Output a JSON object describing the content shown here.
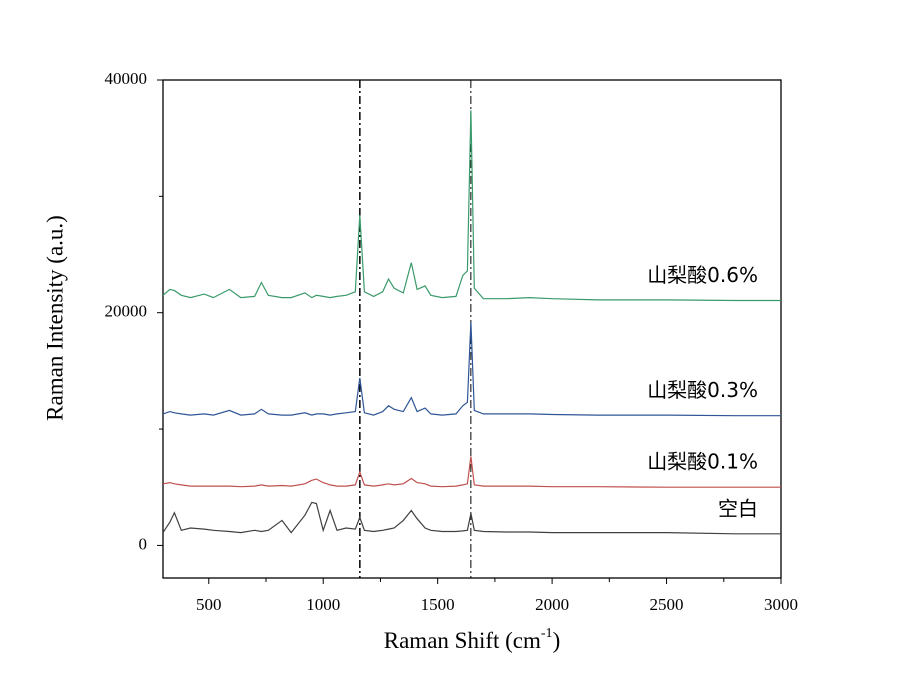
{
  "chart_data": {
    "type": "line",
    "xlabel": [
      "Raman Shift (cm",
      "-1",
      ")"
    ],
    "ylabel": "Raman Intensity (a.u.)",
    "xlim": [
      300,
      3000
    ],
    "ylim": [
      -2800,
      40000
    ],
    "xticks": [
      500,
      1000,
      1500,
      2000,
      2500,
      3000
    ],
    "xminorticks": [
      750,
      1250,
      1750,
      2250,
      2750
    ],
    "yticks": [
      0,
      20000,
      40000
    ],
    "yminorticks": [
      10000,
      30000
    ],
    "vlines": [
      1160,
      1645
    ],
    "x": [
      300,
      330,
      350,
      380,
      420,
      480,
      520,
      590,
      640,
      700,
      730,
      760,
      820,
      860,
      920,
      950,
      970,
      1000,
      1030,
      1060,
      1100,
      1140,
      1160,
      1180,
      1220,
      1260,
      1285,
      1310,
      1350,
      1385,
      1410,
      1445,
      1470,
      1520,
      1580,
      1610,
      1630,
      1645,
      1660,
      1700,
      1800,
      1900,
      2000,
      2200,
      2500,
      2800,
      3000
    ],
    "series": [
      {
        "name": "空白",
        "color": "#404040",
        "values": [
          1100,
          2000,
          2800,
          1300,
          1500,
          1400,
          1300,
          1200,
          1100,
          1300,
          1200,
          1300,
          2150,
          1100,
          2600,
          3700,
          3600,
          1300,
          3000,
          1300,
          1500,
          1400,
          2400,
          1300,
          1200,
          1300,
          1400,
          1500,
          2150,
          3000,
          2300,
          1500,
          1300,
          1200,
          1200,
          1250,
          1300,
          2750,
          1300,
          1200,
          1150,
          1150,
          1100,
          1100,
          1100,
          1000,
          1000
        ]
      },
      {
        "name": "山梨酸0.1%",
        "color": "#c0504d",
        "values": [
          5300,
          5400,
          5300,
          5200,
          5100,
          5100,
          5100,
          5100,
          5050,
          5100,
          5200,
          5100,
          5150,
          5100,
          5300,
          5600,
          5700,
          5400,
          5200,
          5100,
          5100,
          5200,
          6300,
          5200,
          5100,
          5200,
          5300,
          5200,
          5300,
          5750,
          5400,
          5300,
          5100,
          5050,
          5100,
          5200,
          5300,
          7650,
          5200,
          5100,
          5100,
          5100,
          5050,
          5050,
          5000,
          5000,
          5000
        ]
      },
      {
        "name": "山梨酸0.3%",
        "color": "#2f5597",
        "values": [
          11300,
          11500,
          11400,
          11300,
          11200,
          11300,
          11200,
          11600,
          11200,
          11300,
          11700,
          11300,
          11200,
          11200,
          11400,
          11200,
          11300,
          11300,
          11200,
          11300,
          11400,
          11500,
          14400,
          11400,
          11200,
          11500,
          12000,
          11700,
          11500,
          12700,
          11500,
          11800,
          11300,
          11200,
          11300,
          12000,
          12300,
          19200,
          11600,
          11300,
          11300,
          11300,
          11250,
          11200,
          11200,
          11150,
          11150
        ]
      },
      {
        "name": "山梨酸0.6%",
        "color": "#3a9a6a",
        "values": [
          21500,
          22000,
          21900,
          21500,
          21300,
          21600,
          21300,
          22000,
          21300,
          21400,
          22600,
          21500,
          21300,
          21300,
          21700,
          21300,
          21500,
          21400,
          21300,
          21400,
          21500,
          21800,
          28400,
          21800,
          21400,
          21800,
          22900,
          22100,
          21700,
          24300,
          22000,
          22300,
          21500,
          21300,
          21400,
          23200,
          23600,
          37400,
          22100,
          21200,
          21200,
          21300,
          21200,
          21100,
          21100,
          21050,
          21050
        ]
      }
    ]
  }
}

*-*-*

#### [Requirements]
Search the listing for the word "name" and return each line that holds it.

#### [Solution]
        "name": "空白",
        "name": "山梨酸0.1%",
        "name": "山梨酸0.3%",
        "name": "山梨酸0.6%",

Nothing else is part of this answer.